PROBLEM TO WORK ON.
Search the material for the string "JSON", then report how many lines hold it, with no other text.

++++ ENTRIES PROVIDED

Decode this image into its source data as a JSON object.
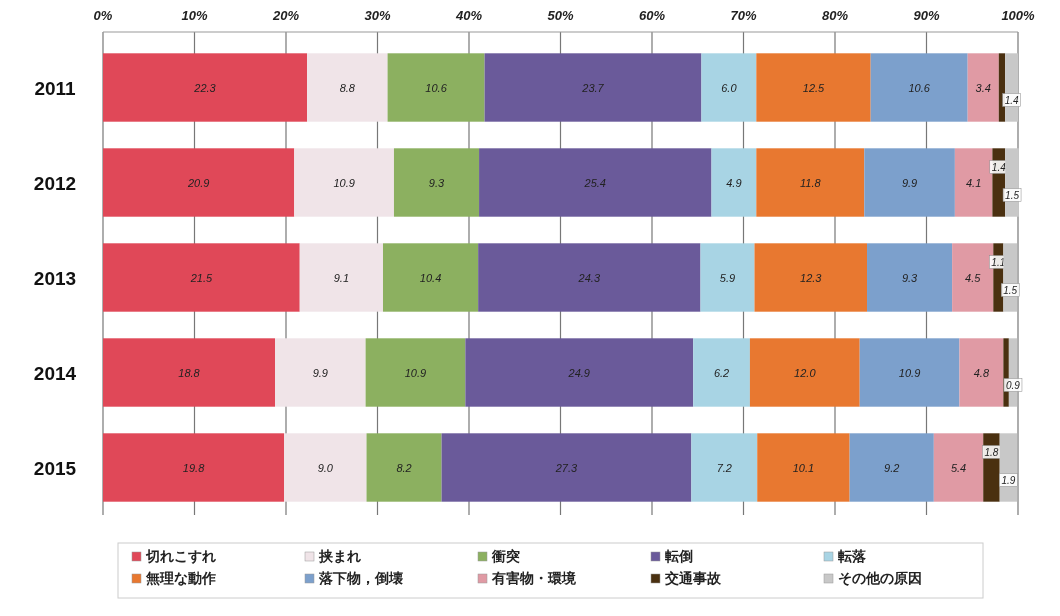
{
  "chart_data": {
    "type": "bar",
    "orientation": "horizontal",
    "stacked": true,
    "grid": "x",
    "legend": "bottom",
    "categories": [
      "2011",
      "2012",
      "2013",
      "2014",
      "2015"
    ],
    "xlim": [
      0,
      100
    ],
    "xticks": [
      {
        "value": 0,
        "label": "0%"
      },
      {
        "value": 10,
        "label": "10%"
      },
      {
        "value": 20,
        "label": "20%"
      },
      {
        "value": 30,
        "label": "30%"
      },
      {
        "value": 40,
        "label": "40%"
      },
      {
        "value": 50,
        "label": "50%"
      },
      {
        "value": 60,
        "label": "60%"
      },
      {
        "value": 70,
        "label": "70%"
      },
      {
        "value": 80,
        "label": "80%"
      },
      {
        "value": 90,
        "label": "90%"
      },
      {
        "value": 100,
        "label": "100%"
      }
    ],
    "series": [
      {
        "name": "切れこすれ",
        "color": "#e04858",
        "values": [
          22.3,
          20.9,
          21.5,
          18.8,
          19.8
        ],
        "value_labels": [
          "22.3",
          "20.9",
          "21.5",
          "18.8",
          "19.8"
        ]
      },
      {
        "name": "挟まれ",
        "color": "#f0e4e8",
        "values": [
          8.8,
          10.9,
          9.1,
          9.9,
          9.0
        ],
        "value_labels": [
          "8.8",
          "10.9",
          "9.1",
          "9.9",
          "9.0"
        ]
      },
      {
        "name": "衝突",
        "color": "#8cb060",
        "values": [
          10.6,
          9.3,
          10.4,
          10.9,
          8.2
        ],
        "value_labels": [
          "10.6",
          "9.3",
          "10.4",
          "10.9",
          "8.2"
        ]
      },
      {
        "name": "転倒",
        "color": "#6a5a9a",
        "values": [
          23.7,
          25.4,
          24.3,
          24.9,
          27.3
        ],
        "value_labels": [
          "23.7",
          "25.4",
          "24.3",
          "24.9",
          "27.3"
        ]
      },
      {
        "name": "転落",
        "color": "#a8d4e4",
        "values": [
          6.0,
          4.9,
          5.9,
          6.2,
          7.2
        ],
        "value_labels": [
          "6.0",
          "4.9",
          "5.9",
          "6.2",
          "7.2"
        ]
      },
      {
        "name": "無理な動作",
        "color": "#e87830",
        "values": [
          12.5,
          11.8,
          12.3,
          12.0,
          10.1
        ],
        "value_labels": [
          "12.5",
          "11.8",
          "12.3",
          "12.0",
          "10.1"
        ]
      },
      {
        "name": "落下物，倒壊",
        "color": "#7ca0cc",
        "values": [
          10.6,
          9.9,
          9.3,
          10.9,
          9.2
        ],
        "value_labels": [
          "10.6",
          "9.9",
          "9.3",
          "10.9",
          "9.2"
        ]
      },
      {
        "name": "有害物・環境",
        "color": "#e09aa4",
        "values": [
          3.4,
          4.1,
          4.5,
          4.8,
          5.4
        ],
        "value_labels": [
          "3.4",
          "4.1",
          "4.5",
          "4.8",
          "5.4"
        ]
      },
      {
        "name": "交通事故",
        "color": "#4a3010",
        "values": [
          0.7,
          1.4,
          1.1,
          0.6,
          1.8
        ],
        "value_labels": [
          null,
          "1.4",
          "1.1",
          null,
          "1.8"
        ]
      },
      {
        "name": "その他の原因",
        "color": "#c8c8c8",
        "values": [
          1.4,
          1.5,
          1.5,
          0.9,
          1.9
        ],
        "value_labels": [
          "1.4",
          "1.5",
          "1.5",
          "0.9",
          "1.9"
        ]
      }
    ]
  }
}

++++++++
++++ ENTRIES PROVIDED

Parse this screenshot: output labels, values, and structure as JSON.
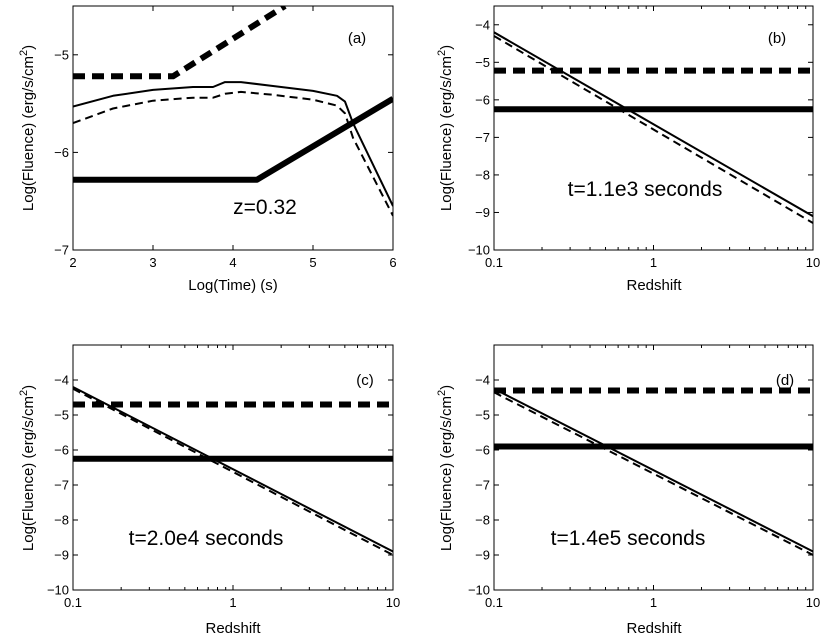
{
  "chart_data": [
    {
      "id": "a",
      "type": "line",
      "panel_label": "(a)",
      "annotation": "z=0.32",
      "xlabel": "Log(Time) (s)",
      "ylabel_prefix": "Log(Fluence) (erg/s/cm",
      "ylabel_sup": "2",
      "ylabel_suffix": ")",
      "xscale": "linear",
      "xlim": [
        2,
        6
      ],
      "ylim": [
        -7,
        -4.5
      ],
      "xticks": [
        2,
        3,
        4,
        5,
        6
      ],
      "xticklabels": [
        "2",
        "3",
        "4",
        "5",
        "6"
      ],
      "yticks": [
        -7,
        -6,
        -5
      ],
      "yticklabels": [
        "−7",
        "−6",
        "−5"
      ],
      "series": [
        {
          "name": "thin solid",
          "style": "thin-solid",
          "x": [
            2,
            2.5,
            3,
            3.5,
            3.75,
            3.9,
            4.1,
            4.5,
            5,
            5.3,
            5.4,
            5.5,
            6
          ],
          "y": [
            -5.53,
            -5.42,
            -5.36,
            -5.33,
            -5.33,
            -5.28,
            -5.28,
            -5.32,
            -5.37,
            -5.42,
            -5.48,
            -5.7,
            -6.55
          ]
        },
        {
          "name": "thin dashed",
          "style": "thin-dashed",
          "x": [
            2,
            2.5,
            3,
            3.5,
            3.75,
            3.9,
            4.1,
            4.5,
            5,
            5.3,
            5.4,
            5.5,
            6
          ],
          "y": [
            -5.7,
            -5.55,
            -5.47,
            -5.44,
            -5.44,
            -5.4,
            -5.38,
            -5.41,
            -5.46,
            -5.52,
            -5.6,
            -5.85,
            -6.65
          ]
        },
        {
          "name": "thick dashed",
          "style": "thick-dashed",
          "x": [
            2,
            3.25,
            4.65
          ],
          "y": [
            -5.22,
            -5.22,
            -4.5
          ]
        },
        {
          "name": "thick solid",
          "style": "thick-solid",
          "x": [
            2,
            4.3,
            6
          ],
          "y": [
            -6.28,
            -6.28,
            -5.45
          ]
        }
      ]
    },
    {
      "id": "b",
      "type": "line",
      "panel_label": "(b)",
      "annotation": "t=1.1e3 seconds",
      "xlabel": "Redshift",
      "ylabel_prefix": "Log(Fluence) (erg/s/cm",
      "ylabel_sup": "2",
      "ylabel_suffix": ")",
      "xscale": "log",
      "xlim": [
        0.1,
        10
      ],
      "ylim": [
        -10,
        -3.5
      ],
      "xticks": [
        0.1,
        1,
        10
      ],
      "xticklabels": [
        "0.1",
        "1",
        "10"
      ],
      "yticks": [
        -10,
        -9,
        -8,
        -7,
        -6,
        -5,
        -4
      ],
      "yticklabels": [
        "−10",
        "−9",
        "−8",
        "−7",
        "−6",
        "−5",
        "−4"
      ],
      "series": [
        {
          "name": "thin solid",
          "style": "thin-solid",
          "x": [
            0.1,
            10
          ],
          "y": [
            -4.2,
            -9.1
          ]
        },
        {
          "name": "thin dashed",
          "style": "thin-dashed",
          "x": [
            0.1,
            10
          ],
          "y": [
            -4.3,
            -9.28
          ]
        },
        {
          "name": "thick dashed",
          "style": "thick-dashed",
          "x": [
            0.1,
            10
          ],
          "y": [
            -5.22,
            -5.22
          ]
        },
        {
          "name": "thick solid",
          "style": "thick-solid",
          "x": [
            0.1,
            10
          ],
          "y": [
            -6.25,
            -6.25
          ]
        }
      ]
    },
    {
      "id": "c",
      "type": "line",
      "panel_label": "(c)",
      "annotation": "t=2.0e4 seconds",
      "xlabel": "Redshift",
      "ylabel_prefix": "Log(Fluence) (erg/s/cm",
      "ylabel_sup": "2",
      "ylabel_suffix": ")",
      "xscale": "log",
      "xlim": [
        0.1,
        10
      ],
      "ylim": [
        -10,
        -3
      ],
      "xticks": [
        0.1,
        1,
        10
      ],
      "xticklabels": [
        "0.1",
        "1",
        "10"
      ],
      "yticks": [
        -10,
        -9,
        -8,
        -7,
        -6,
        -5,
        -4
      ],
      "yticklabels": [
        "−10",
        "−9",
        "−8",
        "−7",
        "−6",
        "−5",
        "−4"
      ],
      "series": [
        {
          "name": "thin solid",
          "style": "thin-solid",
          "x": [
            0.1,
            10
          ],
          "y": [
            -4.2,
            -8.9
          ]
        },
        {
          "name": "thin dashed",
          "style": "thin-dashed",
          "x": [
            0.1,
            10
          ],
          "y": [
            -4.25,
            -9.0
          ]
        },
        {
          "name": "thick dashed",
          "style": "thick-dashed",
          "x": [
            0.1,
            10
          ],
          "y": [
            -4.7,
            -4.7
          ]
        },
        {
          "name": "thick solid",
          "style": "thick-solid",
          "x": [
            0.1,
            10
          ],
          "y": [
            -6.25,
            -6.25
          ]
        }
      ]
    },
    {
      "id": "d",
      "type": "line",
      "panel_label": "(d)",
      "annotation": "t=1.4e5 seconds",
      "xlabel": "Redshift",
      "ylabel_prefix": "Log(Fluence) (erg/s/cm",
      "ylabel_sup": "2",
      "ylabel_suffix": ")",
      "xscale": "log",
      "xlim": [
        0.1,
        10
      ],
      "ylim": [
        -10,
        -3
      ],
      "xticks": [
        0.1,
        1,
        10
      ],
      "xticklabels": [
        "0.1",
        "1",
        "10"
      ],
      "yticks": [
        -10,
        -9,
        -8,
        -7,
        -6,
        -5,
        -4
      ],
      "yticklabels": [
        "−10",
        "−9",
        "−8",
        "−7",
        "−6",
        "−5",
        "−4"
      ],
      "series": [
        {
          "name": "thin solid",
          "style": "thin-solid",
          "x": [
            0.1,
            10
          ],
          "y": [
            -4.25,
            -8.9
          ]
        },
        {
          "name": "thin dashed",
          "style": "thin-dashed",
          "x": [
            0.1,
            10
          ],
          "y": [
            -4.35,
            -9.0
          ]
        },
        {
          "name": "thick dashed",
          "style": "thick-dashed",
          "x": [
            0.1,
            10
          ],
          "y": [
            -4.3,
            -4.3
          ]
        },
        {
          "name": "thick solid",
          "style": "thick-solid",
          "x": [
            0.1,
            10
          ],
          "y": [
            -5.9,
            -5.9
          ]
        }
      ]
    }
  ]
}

++++++++
++++ ENTRIES PROVIDED

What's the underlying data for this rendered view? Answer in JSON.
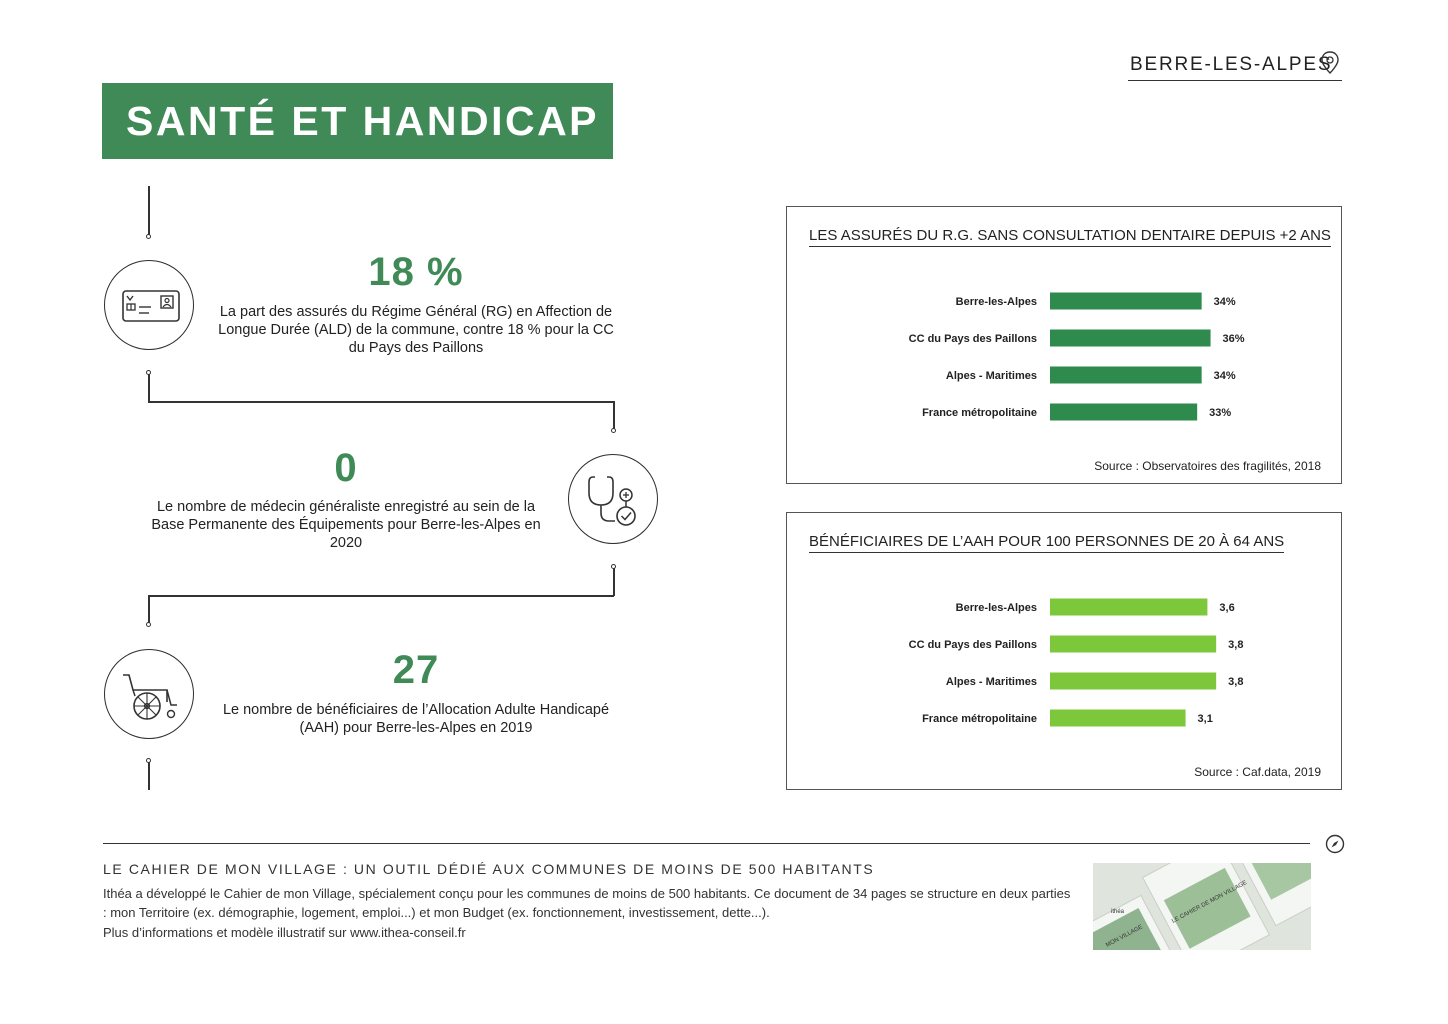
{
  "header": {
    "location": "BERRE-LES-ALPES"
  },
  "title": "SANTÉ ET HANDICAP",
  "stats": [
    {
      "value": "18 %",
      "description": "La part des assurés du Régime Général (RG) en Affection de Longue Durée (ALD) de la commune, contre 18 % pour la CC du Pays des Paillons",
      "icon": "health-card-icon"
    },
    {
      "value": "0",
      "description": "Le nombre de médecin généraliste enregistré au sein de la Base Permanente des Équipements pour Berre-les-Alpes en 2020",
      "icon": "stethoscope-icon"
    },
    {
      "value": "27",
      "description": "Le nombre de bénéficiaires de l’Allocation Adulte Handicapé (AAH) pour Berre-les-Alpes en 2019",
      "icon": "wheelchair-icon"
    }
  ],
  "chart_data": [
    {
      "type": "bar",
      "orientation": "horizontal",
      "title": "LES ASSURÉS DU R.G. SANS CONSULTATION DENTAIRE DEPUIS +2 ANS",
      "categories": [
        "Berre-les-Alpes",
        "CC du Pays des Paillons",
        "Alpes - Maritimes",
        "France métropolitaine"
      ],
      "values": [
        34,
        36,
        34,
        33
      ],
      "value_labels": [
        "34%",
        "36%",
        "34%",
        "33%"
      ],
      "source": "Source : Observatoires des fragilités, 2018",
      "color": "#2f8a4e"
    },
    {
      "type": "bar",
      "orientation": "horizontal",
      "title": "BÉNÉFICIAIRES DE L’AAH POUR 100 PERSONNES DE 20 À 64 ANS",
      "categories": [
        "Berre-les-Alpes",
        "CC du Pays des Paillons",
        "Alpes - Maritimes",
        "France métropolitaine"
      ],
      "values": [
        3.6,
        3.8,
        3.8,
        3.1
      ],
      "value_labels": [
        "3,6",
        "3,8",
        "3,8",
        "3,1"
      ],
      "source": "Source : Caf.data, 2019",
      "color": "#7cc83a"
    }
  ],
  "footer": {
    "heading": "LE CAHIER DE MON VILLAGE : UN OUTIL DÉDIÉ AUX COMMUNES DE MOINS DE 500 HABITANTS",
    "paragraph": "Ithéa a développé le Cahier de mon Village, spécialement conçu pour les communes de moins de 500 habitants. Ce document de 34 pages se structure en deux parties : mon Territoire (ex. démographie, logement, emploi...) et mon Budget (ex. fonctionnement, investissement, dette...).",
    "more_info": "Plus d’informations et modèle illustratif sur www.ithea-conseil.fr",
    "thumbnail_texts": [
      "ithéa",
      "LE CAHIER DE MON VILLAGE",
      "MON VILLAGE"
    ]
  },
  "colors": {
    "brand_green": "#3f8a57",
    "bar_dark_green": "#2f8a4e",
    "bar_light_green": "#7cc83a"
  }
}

++++++++

COMPLETE ANSWER.
3